• **Instructions to follow**:
Please set down all of the data below word for word, leaving out the pictures.

■ ■ ■ ■ ■ ■ ■

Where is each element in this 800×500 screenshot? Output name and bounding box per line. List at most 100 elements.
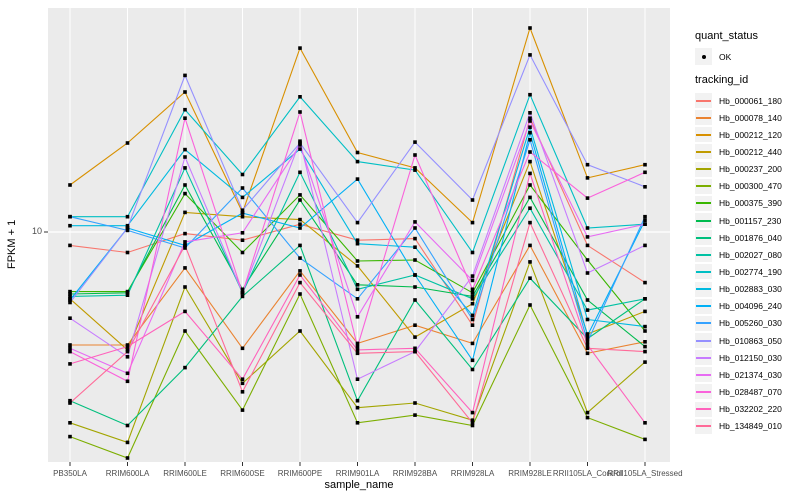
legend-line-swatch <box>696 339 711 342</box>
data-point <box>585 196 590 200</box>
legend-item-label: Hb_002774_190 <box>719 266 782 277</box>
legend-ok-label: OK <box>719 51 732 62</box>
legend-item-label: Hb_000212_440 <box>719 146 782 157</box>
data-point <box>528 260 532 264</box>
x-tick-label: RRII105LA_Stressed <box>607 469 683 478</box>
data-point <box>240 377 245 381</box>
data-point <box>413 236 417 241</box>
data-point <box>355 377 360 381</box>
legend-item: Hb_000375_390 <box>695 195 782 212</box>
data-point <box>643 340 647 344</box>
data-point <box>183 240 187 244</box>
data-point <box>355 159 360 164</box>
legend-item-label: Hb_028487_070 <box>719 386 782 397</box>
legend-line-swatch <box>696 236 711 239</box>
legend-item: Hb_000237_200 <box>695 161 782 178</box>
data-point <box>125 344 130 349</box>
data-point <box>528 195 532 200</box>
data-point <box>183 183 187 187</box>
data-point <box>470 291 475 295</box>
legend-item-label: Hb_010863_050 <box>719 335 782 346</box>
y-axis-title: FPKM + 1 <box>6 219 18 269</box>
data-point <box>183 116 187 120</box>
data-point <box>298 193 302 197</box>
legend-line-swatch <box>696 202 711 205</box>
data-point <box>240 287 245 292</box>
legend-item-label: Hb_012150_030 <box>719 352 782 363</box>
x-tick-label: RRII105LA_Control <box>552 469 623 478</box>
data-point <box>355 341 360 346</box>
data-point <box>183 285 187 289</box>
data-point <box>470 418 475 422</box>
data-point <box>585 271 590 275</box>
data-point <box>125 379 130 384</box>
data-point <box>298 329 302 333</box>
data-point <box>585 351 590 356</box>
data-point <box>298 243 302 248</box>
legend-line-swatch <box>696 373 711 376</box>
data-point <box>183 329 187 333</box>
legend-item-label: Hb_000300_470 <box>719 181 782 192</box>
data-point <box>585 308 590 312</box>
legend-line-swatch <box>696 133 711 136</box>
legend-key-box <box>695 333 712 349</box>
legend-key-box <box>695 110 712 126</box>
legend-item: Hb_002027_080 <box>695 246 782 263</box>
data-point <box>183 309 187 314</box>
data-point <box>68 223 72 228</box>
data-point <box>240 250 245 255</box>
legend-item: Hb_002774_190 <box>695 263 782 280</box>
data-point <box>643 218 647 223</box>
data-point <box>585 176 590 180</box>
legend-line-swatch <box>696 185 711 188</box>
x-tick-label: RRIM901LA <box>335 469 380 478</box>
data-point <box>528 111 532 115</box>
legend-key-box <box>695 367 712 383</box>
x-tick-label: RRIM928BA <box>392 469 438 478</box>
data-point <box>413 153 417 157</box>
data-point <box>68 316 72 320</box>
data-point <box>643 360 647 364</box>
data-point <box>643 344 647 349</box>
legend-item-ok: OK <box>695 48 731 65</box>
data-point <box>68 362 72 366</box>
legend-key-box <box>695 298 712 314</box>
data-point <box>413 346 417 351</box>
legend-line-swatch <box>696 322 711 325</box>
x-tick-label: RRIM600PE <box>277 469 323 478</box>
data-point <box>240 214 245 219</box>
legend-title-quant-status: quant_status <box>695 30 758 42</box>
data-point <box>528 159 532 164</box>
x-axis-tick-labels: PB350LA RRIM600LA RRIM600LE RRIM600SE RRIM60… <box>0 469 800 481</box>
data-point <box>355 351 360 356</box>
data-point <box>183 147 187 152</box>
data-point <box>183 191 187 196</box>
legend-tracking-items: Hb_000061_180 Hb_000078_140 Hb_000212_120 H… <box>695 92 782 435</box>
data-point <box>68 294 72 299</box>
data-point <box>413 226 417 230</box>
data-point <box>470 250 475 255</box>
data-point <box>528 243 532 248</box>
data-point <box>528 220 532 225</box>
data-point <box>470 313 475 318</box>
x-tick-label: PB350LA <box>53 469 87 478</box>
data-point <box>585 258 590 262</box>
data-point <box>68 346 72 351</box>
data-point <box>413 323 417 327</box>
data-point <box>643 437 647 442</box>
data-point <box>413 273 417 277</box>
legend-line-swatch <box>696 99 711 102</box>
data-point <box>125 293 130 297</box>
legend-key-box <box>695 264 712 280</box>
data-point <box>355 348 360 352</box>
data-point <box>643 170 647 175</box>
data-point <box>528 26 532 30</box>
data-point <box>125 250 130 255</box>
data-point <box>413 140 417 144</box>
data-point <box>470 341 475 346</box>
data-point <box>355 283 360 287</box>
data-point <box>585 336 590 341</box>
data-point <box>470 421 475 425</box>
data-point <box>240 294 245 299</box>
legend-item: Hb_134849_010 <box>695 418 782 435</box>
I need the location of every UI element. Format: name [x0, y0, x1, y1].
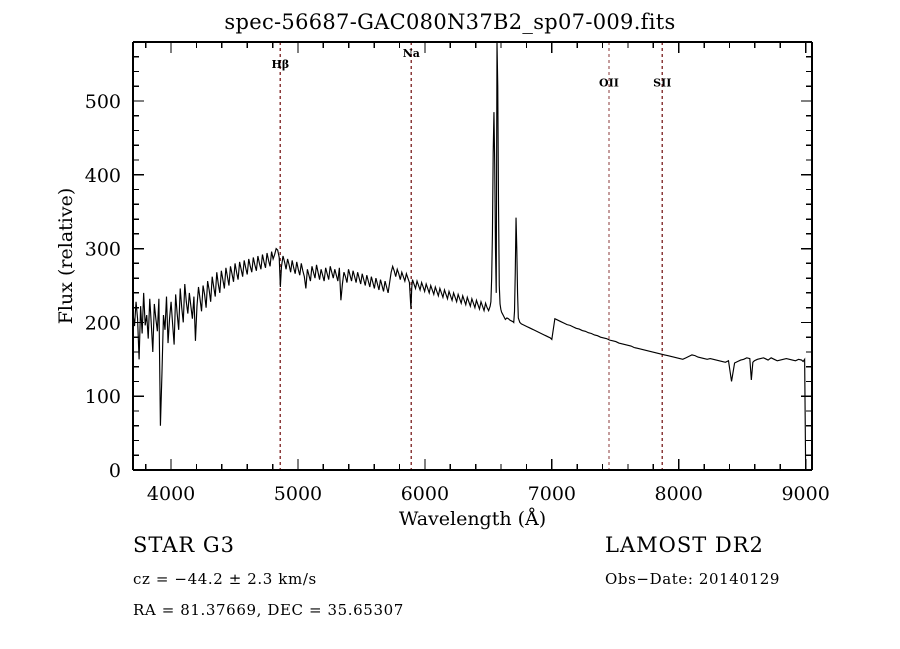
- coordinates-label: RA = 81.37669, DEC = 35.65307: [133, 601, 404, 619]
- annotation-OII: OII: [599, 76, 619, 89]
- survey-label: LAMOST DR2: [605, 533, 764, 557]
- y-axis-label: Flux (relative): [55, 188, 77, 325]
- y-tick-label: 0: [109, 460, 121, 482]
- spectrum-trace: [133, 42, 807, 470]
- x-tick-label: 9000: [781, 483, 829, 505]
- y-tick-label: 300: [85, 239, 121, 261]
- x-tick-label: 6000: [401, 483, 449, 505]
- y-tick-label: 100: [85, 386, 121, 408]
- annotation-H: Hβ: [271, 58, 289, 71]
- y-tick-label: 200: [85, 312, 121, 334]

■ ■ ■ ■ ■ ■ ■

• **Task answer**:
Where is each element in this 800×500 screenshot? Output name and bounding box per line. List at most 100 elements.
legend-line-swatch <box>696 339 711 342</box>
data-point <box>585 196 590 200</box>
legend-item-label: Hb_002774_190 <box>719 266 782 277</box>
legend-ok-label: OK <box>719 51 732 62</box>
legend-item-label: Hb_000212_440 <box>719 146 782 157</box>
data-point <box>528 260 532 264</box>
x-tick-label: RRII105LA_Stressed <box>607 469 683 478</box>
data-point <box>240 377 245 381</box>
data-point <box>413 236 417 241</box>
data-point <box>355 377 360 381</box>
legend-item: Hb_000375_390 <box>695 195 782 212</box>
data-point <box>643 340 647 344</box>
data-point <box>183 240 187 244</box>
data-point <box>355 159 360 164</box>
legend-item-label: Hb_028487_070 <box>719 386 782 397</box>
legend-line-swatch <box>696 236 711 239</box>
legend-item: Hb_000237_200 <box>695 161 782 178</box>
data-point <box>125 344 130 349</box>
data-point <box>528 195 532 200</box>
data-point <box>183 183 187 187</box>
data-point <box>470 291 475 295</box>
legend-item-label: Hb_010863_050 <box>719 335 782 346</box>
y-axis-title: FPKM + 1 <box>6 219 18 269</box>
data-point <box>183 116 187 120</box>
data-point <box>298 193 302 197</box>
legend-line-swatch <box>696 202 711 205</box>
data-point <box>240 287 245 292</box>
legend-item-label: Hb_012150_030 <box>719 352 782 363</box>
x-tick-label: RRII105LA_Control <box>552 469 623 478</box>
data-point <box>355 341 360 346</box>
data-point <box>183 285 187 289</box>
data-point <box>470 418 475 422</box>
data-point <box>585 271 590 275</box>
data-point <box>125 379 130 384</box>
data-point <box>298 329 302 333</box>
data-point <box>585 351 590 356</box>
data-point <box>298 243 302 248</box>
legend-line-swatch <box>696 373 711 376</box>
data-point <box>183 329 187 333</box>
legend-item-label: Hb_000300_470 <box>719 181 782 192</box>
data-point <box>585 308 590 312</box>
legend-line-swatch <box>696 133 711 136</box>
legend-key-box <box>695 333 712 349</box>
legend-key-box <box>695 110 712 126</box>
legend-item: Hb_002027_080 <box>695 246 782 263</box>
data-point <box>183 309 187 314</box>
data-point <box>68 223 72 228</box>
data-point <box>240 250 245 255</box>
legend-item: Hb_002774_190 <box>695 263 782 280</box>
data-point <box>643 218 647 223</box>
data-point <box>585 176 590 180</box>
legend-line-swatch <box>696 185 711 188</box>
x-tick-label: RRIM901LA <box>335 469 380 478</box>
data-point <box>528 111 532 115</box>
legend-key-box <box>695 367 712 383</box>
x-tick-label: RRIM928BA <box>392 469 438 478</box>
data-point <box>413 153 417 157</box>
data-point <box>68 316 72 320</box>
data-point <box>643 360 647 364</box>
data-point <box>643 344 647 349</box>
legend-item-ok: OK <box>695 48 731 65</box>
data-point <box>68 362 72 366</box>
legend-key-box <box>695 298 712 314</box>
data-point <box>413 346 417 351</box>
legend-line-swatch <box>696 322 711 325</box>
x-tick-label: RRIM600PE <box>277 469 323 478</box>
data-point <box>240 214 245 219</box>
legend-title-quant-status: quant_status <box>695 30 758 42</box>
data-point <box>528 159 532 164</box>
x-axis-tick-labels: PB350LA RRIM600LA RRIM600LE RRIM600SE RRIM60… <box>0 469 800 481</box>
data-point <box>355 351 360 356</box>
data-point <box>183 147 187 152</box>
data-point <box>183 191 187 196</box>
legend-tracking-items: Hb_000061_180 Hb_000078_140 Hb_000212_120 H… <box>695 92 782 435</box>
data-point <box>68 294 72 299</box>
data-point <box>413 226 417 230</box>
data-point <box>470 250 475 255</box>
data-point <box>528 243 532 248</box>
data-point <box>528 220 532 225</box>
data-point <box>470 313 475 318</box>
x-tick-label: PB350LA <box>53 469 87 478</box>
data-point <box>585 258 590 262</box>
data-point <box>68 346 72 351</box>
data-point <box>413 323 417 327</box>
data-point <box>643 437 647 442</box>
data-point <box>413 273 417 277</box>
legend-line-swatch <box>696 99 711 102</box>
data-point <box>125 293 130 297</box>
legend-key-box <box>695 264 712 280</box>
data-point <box>355 348 360 352</box>
data-point <box>643 170 647 175</box>
data-point <box>528 26 532 30</box>
data-point <box>125 250 130 255</box>
data-point <box>413 140 417 144</box>
data-point <box>470 341 475 346</box>
data-point <box>355 283 360 287</box>
data-point <box>585 336 590 341</box>
data-point <box>470 421 475 425</box>
data-point <box>240 294 245 299</box>
legend-item: Hb_134849_010 <box>695 418 782 435</box>
I need the location of every UI element. Format: name [x0, y0, x1, y1].
- coordinates-label: RA = 81.37669, DEC = 35.65307: [133, 601, 404, 619]
- annotation-OII: OII: [599, 76, 619, 89]
- survey-label: LAMOST DR2: [605, 533, 764, 557]
- y-axis-label: Flux (relative): [55, 188, 77, 325]
- y-tick-label: 0: [109, 460, 121, 482]
- spectrum-trace: [133, 42, 807, 470]
- x-tick-label: 9000: [781, 483, 829, 505]
- y-tick-label: 300: [85, 239, 121, 261]
- x-tick-label: 6000: [401, 483, 449, 505]
- y-tick-label: 100: [85, 386, 121, 408]
- annotation-H: Hβ: [271, 58, 289, 71]
- y-tick-label: 200: [85, 312, 121, 334]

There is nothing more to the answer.